EXERCISE DATA ->
>>

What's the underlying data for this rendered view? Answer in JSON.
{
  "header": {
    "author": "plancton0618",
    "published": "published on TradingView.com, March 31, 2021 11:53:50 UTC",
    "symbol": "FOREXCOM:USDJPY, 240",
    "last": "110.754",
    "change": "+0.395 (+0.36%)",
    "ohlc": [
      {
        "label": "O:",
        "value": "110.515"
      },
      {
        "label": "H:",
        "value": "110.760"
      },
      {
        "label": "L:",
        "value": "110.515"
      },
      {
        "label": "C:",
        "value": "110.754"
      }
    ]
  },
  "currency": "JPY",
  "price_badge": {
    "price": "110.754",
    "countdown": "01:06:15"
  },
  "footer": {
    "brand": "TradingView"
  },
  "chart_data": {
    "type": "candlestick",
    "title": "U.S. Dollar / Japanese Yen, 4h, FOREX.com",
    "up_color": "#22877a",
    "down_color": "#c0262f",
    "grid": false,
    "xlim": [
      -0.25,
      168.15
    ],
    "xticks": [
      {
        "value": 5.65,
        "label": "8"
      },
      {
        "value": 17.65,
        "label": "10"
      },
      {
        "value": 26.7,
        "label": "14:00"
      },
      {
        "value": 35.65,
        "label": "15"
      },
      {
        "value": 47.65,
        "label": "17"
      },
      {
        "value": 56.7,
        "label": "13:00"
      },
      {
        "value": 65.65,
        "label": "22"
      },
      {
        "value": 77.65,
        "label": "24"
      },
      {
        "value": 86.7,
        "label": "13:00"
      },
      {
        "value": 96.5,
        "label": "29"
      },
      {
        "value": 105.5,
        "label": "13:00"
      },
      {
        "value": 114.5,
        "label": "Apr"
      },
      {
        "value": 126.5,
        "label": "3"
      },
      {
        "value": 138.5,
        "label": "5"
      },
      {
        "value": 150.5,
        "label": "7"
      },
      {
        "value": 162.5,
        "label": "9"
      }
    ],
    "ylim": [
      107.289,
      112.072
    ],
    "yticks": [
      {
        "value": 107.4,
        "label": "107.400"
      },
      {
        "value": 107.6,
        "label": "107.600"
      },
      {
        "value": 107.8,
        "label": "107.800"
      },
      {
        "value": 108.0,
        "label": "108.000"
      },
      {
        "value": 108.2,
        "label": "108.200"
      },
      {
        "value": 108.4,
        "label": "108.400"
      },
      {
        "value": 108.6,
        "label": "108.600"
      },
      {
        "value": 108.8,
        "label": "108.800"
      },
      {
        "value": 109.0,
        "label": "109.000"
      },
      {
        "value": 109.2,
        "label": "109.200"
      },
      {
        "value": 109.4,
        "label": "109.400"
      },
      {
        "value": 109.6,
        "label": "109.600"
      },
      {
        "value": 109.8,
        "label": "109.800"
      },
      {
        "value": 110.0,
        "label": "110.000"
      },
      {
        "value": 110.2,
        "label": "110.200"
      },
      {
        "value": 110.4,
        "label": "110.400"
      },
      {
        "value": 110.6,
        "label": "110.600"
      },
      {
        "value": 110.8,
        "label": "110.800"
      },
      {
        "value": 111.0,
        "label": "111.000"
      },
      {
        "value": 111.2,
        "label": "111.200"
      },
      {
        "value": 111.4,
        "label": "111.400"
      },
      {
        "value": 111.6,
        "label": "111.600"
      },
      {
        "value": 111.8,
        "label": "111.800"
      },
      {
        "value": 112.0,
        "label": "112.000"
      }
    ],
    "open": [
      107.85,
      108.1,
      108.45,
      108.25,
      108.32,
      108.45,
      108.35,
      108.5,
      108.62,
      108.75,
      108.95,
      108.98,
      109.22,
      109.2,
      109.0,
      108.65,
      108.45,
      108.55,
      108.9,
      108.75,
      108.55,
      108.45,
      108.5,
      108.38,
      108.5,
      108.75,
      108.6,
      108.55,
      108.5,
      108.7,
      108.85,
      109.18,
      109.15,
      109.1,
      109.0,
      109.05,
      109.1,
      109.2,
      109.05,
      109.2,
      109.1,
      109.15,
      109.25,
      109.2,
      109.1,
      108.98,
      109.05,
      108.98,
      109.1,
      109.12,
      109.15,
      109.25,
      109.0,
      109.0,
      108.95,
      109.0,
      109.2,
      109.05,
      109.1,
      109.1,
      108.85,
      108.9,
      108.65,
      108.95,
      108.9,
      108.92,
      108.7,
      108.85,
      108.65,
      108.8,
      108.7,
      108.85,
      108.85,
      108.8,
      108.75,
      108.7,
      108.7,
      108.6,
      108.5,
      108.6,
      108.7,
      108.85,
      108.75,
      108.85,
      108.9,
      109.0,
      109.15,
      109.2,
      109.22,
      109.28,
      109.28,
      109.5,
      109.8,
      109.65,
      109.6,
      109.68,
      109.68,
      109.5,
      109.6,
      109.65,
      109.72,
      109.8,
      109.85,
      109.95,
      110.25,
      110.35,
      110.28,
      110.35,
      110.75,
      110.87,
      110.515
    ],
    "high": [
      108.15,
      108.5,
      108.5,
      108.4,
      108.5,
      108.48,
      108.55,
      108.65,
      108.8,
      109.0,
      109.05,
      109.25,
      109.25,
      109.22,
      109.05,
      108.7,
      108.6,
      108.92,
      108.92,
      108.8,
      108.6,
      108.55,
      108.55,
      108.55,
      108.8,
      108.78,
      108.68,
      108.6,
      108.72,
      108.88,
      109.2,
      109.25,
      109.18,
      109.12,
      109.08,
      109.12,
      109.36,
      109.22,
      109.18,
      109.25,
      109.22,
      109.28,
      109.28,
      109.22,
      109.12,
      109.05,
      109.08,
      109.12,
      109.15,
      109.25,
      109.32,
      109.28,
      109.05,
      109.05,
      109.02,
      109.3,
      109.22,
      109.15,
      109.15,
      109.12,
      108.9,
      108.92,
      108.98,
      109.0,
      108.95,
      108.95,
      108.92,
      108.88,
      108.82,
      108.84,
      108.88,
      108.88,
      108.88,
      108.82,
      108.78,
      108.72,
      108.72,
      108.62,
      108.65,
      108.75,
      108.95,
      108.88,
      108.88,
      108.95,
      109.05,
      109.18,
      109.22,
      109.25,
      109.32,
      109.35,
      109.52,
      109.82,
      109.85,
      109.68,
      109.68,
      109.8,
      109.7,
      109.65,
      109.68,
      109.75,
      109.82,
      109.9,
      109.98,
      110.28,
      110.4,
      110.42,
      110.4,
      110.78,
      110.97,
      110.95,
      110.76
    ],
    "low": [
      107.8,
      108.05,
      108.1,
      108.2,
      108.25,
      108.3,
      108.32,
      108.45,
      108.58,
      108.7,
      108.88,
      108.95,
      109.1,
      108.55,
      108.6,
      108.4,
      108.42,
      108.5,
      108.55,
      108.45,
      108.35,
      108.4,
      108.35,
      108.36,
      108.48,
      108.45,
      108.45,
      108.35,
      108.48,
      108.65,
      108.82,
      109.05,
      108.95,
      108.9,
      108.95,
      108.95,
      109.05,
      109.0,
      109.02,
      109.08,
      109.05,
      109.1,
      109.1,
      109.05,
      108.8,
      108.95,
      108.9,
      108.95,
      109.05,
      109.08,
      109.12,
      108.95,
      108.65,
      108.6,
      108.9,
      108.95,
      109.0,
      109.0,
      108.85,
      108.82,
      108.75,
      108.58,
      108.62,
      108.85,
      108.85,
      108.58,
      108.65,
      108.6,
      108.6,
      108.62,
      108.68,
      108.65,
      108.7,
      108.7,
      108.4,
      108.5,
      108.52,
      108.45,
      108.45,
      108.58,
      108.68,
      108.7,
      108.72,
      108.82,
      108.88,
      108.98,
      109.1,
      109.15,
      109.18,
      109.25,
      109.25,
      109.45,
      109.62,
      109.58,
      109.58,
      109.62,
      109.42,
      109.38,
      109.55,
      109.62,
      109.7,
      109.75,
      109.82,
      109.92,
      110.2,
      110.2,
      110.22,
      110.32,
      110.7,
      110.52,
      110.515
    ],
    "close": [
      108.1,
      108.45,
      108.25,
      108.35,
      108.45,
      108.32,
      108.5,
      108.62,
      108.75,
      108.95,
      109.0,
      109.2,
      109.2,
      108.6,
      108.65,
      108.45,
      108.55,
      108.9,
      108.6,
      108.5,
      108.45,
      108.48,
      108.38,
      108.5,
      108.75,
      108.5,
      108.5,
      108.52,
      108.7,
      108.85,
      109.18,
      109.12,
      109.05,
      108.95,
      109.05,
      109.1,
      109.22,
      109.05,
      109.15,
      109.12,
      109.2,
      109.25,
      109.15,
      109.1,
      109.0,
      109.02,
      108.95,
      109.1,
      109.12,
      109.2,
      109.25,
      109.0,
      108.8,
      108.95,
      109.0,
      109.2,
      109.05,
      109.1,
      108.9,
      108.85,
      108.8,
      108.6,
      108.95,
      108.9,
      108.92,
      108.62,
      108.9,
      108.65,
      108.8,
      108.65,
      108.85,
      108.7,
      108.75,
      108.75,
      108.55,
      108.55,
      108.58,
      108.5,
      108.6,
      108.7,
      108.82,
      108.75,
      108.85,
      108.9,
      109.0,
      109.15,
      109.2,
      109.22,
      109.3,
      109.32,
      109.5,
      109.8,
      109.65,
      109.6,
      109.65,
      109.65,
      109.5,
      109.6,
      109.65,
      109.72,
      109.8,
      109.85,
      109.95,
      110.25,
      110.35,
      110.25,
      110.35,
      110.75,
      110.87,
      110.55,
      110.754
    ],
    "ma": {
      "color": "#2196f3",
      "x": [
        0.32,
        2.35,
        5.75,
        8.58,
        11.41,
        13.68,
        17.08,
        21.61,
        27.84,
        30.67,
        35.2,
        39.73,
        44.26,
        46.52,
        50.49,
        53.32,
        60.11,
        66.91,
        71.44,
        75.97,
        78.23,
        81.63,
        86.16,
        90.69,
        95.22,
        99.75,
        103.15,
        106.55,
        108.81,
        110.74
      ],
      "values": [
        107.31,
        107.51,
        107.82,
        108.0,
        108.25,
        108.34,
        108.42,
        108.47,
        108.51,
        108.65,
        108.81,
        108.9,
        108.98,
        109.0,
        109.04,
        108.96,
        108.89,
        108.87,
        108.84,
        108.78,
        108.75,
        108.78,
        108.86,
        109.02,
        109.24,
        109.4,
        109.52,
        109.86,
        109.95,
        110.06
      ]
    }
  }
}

<<
>>

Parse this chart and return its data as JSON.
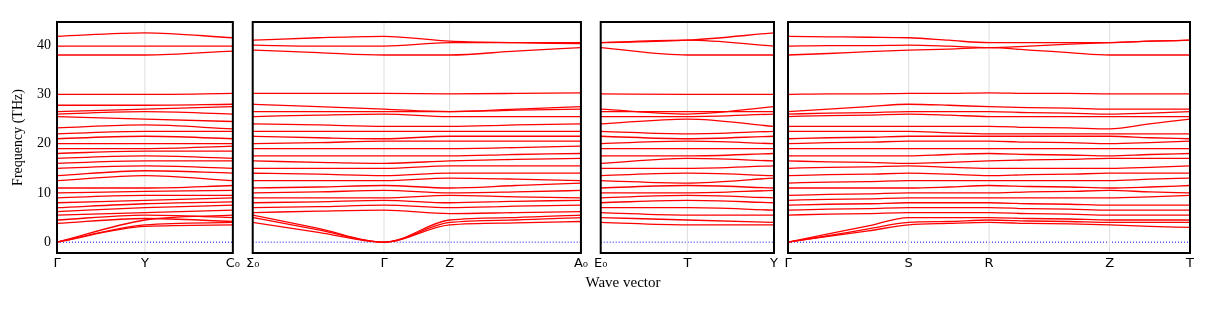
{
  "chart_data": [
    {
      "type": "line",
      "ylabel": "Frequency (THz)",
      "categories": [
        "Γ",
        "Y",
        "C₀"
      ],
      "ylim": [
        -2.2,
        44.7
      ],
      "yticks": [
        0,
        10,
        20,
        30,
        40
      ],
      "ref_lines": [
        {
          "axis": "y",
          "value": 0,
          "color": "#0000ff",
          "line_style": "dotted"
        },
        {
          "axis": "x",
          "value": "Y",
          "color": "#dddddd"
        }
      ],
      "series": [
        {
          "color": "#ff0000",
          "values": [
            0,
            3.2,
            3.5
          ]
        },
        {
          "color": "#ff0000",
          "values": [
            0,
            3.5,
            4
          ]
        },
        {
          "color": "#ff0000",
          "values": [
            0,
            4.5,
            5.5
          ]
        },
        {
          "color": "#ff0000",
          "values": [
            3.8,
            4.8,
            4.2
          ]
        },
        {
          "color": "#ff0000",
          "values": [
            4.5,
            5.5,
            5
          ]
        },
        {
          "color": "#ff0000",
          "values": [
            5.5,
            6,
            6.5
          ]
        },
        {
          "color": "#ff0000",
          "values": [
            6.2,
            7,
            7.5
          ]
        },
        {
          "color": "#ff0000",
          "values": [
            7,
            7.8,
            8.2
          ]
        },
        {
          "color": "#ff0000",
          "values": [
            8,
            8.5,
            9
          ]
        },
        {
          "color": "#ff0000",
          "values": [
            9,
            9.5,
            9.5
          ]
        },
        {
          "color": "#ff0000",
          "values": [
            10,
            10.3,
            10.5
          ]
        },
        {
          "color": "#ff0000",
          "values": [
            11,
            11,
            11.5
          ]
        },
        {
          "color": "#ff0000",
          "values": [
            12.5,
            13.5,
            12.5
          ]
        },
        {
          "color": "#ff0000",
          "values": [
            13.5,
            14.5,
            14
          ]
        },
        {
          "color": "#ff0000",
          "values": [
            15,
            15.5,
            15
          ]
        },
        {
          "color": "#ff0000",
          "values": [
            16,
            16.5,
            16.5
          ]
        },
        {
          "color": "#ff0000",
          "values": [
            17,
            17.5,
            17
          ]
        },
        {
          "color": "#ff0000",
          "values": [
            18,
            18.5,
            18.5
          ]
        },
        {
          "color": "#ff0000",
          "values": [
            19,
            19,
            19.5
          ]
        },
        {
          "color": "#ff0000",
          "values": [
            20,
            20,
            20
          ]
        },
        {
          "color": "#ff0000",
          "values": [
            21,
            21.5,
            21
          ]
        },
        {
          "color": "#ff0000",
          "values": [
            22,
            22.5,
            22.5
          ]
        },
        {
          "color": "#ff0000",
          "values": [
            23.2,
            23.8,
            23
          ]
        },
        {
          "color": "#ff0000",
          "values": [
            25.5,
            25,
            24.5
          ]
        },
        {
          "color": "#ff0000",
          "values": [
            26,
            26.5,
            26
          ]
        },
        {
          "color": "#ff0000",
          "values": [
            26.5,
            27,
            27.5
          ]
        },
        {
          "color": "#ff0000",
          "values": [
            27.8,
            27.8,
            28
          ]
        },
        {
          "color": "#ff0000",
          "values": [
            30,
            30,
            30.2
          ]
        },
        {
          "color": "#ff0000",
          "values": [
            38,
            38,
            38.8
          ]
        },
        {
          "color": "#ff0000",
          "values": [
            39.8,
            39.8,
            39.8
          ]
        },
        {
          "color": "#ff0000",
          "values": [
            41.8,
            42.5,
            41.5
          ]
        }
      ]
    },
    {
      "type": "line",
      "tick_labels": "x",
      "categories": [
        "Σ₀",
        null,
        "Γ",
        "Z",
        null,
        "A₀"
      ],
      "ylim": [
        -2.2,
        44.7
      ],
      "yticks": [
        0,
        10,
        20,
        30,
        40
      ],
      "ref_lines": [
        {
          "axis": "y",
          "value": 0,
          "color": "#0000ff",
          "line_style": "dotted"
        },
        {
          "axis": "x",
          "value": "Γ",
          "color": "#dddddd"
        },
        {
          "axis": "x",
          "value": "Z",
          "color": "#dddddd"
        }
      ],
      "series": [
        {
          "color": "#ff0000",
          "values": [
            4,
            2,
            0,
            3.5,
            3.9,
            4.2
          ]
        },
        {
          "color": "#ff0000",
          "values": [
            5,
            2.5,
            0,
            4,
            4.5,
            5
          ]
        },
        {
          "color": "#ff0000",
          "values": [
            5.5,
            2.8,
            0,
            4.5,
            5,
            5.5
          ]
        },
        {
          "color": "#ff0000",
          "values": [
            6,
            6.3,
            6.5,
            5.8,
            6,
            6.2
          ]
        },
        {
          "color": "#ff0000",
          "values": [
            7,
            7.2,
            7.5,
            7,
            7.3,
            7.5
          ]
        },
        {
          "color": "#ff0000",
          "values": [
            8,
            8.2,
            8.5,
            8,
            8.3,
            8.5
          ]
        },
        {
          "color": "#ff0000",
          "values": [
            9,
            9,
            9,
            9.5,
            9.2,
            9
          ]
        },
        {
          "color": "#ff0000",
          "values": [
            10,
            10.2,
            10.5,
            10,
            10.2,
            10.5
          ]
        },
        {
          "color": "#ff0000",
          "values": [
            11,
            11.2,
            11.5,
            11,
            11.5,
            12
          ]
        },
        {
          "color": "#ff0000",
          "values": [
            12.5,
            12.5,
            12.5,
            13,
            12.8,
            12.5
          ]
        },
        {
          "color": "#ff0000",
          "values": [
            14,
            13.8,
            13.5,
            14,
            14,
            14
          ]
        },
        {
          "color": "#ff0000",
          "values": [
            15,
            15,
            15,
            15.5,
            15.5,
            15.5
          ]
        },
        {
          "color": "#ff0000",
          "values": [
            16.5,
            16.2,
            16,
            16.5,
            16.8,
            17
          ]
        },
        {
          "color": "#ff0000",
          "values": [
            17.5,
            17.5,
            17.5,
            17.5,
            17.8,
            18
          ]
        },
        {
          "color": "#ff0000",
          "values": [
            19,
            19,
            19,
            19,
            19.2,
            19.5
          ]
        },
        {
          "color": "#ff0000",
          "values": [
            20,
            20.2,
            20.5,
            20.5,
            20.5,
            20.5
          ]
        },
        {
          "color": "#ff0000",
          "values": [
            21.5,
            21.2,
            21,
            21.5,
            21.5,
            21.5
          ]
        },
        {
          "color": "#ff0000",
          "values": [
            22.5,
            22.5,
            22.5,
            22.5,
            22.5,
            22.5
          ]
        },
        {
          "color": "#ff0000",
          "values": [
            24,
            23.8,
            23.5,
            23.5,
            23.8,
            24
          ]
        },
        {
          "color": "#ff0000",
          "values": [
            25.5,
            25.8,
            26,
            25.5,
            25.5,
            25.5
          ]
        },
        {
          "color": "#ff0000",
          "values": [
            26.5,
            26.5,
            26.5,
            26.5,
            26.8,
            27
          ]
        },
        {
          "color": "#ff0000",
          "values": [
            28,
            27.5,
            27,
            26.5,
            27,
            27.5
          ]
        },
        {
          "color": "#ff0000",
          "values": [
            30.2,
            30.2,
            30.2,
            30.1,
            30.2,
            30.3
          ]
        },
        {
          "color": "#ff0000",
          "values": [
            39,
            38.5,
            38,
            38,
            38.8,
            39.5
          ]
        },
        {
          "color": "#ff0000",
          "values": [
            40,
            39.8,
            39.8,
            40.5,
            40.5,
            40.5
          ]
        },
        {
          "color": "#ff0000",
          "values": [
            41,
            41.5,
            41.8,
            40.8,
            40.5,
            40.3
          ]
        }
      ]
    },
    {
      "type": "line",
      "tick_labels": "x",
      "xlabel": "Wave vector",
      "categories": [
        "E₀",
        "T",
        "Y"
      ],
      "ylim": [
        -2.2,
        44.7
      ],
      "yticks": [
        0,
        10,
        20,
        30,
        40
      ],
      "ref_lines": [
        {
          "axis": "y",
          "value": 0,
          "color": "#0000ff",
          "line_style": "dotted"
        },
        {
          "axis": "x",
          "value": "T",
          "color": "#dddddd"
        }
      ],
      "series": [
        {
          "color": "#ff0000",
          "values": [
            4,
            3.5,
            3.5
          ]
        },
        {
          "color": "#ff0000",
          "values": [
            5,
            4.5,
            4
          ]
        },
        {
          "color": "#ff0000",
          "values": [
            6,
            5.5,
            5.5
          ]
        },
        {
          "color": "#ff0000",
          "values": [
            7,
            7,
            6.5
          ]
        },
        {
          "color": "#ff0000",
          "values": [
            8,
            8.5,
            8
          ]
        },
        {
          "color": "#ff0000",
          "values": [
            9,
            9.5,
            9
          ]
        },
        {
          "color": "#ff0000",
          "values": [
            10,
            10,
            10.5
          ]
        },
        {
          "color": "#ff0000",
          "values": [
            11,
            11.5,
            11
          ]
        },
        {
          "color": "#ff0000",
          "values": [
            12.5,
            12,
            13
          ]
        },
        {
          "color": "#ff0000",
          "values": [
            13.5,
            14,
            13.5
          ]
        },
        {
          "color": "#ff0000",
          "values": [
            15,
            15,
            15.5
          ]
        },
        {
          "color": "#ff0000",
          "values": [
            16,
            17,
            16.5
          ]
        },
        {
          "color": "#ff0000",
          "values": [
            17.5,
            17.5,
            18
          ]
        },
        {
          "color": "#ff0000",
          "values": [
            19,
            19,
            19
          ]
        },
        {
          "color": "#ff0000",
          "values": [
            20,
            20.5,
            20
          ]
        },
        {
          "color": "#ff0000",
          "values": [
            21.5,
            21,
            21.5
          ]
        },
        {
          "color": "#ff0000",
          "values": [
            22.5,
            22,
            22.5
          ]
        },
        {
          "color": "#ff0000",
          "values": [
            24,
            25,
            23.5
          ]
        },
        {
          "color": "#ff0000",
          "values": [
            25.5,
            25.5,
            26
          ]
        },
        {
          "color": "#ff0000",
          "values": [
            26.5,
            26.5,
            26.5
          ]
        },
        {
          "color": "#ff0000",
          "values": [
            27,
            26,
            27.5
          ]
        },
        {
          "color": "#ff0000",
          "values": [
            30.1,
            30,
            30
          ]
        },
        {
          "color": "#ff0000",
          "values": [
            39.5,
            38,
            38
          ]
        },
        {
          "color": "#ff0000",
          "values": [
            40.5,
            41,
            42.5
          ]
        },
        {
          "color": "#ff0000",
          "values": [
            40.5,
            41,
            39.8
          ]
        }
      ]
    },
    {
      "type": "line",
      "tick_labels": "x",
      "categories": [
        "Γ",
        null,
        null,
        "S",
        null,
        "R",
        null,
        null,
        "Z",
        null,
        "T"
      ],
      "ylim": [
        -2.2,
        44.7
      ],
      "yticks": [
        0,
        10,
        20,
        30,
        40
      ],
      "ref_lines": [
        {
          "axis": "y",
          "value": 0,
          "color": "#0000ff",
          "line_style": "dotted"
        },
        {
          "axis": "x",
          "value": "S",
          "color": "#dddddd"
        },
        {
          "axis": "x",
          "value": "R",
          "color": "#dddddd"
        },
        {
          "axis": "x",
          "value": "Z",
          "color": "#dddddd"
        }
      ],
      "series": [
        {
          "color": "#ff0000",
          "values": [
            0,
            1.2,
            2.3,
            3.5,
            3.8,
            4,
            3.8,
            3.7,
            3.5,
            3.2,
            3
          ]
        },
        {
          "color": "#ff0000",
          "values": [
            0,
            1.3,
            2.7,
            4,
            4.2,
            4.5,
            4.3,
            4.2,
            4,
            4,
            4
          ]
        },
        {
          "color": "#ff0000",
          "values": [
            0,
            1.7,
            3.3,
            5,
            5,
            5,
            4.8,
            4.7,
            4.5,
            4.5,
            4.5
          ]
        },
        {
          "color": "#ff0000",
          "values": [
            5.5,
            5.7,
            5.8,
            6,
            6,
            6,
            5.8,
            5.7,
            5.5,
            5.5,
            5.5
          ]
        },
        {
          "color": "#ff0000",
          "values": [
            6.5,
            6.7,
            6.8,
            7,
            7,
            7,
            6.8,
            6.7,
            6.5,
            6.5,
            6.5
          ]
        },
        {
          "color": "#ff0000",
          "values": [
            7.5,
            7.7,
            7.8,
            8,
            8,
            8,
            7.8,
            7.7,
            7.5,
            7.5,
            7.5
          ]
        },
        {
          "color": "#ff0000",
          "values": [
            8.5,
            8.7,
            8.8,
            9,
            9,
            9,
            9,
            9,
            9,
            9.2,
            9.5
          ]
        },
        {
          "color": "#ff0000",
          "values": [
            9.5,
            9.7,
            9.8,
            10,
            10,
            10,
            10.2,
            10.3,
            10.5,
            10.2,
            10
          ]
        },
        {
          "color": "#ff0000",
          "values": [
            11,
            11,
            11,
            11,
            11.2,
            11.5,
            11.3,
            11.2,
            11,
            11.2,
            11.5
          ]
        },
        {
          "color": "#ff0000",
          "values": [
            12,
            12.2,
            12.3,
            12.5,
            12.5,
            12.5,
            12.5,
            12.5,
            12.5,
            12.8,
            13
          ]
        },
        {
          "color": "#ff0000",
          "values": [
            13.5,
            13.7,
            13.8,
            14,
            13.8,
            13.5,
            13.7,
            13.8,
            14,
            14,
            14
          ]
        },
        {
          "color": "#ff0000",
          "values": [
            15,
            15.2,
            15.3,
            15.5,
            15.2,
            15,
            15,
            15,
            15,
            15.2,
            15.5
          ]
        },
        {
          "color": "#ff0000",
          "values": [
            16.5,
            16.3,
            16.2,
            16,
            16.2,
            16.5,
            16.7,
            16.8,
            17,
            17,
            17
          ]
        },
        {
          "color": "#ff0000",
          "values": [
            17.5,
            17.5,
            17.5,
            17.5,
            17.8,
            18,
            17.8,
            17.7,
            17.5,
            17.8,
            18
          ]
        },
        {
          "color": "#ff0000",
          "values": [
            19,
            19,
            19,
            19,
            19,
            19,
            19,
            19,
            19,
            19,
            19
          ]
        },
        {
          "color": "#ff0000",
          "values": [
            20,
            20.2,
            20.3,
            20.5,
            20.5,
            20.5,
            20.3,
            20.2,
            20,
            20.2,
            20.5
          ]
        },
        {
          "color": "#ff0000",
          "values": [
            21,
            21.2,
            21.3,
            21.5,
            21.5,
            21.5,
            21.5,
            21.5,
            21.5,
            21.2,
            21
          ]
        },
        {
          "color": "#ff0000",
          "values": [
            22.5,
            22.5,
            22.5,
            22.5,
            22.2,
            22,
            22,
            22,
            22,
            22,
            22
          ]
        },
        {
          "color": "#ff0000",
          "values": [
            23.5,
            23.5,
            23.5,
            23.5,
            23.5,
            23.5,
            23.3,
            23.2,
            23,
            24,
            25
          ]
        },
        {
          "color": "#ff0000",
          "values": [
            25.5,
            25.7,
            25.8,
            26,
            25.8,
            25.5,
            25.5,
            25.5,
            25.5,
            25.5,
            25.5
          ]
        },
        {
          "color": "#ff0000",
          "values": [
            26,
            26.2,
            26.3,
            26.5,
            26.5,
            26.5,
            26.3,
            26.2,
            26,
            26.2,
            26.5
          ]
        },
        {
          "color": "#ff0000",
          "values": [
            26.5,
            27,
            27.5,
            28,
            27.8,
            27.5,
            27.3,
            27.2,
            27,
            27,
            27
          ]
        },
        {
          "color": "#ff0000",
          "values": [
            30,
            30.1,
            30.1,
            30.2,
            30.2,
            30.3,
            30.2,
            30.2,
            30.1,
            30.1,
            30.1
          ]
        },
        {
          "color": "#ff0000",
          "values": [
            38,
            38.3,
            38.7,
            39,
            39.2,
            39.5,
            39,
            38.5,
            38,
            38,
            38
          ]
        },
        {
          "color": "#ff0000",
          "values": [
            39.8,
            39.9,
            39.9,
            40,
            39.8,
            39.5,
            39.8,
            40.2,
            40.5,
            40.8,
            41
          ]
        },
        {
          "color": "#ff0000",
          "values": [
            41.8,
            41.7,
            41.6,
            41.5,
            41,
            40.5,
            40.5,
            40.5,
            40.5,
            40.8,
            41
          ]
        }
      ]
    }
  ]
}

<<

REQUIRED TASK ->
Pull out every line above that holds the word "TradingView".

FINAL ANSWER ->
    "published": "published on TradingView.com, March 31, 2021 11:53:50 UTC",
    "brand": "TradingView"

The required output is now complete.